Copy out all lines that carry the word "تحویل".

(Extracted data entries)
+ + + + +

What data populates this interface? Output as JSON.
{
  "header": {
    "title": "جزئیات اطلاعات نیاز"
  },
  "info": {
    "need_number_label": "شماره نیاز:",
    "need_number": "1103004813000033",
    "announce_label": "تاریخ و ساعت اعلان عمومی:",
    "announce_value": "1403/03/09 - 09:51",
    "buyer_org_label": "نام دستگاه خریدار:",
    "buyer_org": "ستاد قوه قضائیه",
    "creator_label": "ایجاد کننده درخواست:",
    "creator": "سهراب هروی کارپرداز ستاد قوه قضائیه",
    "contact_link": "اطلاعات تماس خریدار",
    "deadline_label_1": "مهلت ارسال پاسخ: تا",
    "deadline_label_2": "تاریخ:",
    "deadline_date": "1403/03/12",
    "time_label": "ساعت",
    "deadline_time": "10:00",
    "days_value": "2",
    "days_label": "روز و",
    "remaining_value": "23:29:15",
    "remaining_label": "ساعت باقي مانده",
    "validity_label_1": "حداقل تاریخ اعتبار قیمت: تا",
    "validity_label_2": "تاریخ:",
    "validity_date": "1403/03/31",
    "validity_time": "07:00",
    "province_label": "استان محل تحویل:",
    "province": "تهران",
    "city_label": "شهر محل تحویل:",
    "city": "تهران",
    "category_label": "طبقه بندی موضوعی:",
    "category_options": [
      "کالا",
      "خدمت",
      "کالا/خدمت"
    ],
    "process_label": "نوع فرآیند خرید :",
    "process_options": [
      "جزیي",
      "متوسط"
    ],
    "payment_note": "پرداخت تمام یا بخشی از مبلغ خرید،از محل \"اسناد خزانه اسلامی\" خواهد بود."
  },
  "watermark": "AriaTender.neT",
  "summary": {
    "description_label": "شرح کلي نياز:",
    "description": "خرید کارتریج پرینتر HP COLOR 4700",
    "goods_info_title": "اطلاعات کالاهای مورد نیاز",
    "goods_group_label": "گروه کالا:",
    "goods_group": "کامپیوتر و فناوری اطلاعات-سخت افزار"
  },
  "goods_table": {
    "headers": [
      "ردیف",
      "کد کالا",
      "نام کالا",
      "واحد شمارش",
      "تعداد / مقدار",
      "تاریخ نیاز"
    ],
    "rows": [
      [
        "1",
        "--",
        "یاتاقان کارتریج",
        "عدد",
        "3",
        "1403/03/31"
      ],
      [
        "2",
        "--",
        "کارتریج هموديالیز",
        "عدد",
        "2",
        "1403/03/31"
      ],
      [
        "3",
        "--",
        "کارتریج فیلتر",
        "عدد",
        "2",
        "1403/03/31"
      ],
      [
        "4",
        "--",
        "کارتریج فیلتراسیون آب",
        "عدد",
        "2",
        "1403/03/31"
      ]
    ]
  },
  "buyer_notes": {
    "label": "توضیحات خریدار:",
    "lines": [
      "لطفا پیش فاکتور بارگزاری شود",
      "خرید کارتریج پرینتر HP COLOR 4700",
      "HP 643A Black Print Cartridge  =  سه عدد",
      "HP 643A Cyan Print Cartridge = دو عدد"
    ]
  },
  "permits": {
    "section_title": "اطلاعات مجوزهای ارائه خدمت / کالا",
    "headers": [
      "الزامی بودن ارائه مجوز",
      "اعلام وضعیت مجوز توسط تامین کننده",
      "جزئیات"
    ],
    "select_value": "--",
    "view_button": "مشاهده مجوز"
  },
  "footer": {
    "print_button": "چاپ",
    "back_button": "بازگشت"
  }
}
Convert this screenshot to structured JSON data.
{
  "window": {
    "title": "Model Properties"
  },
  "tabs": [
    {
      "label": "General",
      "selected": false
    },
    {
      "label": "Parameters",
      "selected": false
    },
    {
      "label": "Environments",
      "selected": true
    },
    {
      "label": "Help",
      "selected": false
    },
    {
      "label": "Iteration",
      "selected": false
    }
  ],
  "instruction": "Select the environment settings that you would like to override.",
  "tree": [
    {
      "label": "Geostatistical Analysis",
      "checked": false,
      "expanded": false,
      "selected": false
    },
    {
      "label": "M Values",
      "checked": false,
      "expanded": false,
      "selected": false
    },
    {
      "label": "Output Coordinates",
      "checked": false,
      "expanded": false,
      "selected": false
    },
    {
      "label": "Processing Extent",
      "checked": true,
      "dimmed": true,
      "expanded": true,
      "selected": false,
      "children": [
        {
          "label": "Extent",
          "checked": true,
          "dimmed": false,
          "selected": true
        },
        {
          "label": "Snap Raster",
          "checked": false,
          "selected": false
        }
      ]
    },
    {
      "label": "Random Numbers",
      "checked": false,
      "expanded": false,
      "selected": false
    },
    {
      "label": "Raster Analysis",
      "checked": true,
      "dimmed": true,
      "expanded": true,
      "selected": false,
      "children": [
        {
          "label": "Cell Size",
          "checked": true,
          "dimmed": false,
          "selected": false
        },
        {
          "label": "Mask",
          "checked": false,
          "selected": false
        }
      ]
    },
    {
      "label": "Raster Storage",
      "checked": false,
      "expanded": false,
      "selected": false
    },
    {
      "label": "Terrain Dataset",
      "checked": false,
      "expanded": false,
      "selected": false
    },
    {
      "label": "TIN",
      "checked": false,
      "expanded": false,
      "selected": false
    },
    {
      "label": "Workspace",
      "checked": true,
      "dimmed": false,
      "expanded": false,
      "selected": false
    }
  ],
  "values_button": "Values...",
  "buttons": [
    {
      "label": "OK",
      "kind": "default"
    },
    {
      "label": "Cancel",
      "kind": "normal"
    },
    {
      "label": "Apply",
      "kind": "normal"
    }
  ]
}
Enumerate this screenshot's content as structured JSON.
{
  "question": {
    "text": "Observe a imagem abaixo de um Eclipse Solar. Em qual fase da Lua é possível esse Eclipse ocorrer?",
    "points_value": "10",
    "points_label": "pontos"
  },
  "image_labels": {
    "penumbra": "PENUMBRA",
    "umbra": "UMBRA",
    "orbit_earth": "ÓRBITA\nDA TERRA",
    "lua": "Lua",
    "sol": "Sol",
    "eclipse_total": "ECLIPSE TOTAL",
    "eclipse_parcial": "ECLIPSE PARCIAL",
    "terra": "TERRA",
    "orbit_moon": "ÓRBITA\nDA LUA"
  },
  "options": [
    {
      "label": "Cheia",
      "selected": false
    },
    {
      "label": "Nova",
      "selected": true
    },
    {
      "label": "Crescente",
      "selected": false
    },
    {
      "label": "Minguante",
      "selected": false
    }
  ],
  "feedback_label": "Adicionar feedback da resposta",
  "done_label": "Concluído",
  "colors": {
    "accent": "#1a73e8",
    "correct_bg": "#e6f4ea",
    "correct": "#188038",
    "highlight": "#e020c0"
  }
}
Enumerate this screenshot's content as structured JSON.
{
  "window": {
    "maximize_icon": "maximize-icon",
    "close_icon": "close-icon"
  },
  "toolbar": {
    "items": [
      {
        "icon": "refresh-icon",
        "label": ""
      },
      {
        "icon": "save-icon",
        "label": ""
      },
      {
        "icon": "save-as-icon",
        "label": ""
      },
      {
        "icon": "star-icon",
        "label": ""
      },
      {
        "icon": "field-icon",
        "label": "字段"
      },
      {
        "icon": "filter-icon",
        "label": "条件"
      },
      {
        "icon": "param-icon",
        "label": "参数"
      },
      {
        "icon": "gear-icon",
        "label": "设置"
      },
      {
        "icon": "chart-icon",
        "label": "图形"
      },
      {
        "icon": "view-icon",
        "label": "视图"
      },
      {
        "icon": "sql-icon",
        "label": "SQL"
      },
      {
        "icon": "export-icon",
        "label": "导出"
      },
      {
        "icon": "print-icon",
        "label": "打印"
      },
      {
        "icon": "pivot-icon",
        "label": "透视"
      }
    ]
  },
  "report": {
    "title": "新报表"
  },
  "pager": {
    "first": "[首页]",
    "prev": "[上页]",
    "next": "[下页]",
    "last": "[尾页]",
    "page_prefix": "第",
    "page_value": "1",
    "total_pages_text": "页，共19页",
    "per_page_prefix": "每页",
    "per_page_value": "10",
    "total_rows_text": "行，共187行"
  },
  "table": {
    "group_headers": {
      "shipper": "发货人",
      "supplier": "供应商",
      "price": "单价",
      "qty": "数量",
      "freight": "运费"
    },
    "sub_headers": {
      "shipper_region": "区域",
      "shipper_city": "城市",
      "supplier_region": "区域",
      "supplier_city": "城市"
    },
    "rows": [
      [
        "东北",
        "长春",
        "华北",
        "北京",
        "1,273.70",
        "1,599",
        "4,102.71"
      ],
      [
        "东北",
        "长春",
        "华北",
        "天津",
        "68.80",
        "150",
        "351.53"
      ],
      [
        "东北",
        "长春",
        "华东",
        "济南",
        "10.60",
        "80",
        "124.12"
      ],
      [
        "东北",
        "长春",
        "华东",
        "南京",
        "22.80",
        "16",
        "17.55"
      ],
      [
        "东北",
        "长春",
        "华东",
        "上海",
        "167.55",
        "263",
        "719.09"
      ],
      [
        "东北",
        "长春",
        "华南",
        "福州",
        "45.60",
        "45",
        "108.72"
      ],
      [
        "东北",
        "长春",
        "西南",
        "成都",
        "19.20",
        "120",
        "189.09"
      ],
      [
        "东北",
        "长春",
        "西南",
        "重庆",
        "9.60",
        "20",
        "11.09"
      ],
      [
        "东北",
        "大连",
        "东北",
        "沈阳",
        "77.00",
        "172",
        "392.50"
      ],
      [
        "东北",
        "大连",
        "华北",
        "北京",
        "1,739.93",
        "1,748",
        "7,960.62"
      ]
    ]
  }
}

+ + + + +

The reply:
    "province_label": "استان محل تحویل:",
    "city_label": "شهر محل تحویل:",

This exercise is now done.